# The ad for Orlando Cooking Academy



## licia (Feb 19, 2010)

Has anyone noticed the dessert shown on the ad here for the Orlando Cooking Academy.  It looks like a rolled up tortilla with a multi berry sauce over it.  

My question:  How would you prepare the dish?


----------



## Bigjim68 (Feb 19, 2010)

Can't find it with Google, but if it looks like a rolled up tortilla, it is possibly a crepe.


----------



## licia (Feb 19, 2010)

I would think there is something inside - maybe sweetened ricotta, or cream cheese or maybe a combination with whipped cream. It looks delicious. I'm sure there are others who are more adept at coming up with ideas of what may be inside - maybe Nutella?


----------



## chefkathleen (Feb 19, 2010)

Can you link us?


----------



## Alix (Feb 19, 2010)

Licia, I think its a crepe with a sweet cream filling and a berry sauce. Do you need a crepe recipe? I'd just mix up some cream cheese with some sugar and maybe some ricotta like you suggested. Roll it in the hot crepe and then pour the warm berry sauce over top. Mmmm!


----------



## licia (Feb 20, 2010)

Thanks, Alix.  I will try a crepe. I suppose I was being lazy thinking a tortilla would be almost instant. It does look delicious.


----------

**********

- [Stated task 1]:
Give the part of the cooking academy ad thread starting at "Has anyone noticed" and ending at "prepare the dish?" again, switching "dessert" to "pastry".

- [Provided data]:
**********

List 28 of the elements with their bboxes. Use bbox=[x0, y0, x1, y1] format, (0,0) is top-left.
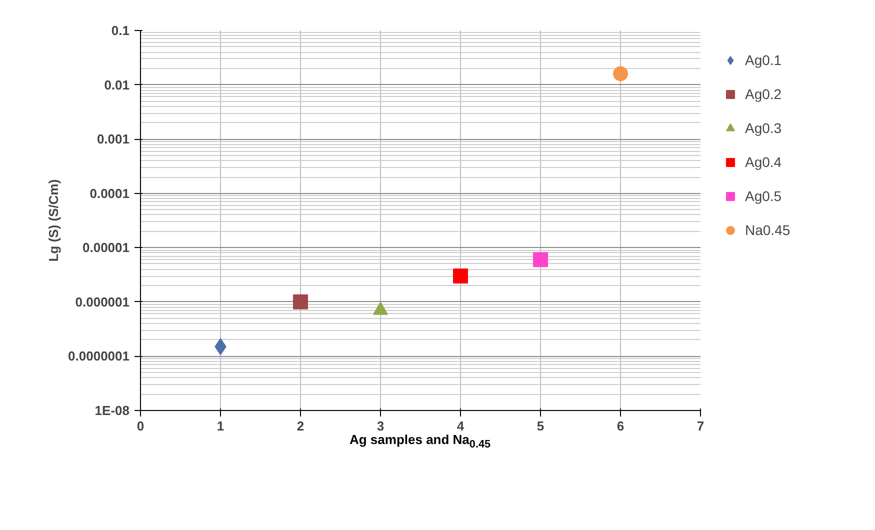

**********

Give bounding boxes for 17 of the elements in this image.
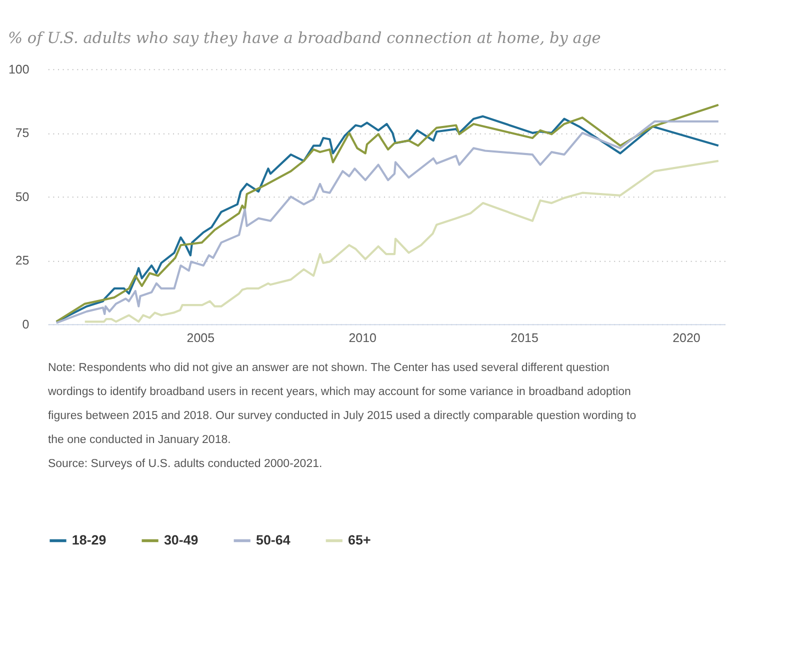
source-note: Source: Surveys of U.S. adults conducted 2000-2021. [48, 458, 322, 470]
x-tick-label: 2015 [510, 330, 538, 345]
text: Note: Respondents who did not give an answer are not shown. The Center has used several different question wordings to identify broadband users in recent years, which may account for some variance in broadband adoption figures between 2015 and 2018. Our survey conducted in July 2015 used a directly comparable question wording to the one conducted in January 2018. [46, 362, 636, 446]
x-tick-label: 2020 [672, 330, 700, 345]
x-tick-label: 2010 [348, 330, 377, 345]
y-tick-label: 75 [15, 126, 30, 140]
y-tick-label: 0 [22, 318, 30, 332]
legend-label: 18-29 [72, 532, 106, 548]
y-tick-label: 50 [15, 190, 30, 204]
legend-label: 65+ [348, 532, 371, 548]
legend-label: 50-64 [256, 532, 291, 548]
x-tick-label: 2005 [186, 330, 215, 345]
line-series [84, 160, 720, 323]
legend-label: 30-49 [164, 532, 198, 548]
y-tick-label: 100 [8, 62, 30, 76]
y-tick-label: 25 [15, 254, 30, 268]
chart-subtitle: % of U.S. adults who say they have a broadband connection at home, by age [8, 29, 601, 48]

**********

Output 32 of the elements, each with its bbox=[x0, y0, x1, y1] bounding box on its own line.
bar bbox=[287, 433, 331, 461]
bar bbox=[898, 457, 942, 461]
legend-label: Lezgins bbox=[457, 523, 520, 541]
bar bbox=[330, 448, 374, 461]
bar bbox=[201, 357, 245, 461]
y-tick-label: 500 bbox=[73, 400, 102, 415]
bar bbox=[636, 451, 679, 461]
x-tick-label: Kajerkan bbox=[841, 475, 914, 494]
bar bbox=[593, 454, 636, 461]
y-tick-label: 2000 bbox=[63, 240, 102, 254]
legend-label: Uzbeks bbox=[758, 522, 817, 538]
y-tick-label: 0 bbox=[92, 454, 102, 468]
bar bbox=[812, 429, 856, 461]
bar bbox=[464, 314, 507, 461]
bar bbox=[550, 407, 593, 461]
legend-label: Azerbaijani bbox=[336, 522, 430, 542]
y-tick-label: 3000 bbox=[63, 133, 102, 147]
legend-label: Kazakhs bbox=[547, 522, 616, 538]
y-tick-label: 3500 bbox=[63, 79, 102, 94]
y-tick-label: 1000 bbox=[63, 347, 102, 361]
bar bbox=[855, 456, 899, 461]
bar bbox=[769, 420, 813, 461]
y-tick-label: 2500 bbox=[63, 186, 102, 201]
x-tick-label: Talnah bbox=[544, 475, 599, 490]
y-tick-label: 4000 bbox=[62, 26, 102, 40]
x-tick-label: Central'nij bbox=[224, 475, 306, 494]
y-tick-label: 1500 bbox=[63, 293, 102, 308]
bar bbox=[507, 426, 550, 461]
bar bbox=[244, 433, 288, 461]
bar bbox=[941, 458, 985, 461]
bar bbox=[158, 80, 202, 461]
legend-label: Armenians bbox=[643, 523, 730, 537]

**********

- [Stated task 2]:
Please set down the lines of the records word for word, starting at the line that contains "Give bounding boxes" and ending at the line that contains "chart-subtitle: % of", with both of those lines included. Leave the pictures out.

- [Correct answer 1]:
Has anyone noticed the pastry shown on the ad here for the Orlando Cooking Academy.  It looks like a rolled up tortilla with a multi berry sauce over it.  

My question:  How would you prepare the dish?

- [Correct answer 2]:
Give bounding boxes for 17 of the elements in this image.
source-note: Source: Surveys of U.S. adults conducted 2000-2021. [48, 458, 322, 470]
x-tick-label: 2015 [510, 330, 538, 345]
text: Note: Respondents who did not give an answer are not shown. The Center has used several different question wordings to identify broadband users in recent years, which may account for some variance in broadband adoption figures between 2015 and 2018. Our survey conducted in July 2015 used a directly comparable question wording to the one conducted in January 2018. [46, 362, 636, 446]
x-tick-label: 2020 [672, 330, 700, 345]
x-tick-label: 2010 [348, 330, 377, 345]
y-tick-label: 75 [15, 126, 30, 140]
y-tick-label: 0 [22, 318, 30, 332]
legend-label: 18-29 [72, 532, 106, 548]
y-tick-label: 50 [15, 190, 30, 204]
legend-label: 65+ [348, 532, 371, 548]
legend-label: 50-64 [256, 532, 291, 548]
x-tick-label: 2005 [186, 330, 215, 345]
line-series [84, 160, 720, 323]
legend-label: 30-49 [164, 532, 198, 548]
y-tick-label: 100 [8, 62, 30, 76]
y-tick-label: 25 [15, 254, 30, 268]
chart-subtitle: % of U.S. adults who say they have a broadband connection at home, by age [8, 29, 601, 48]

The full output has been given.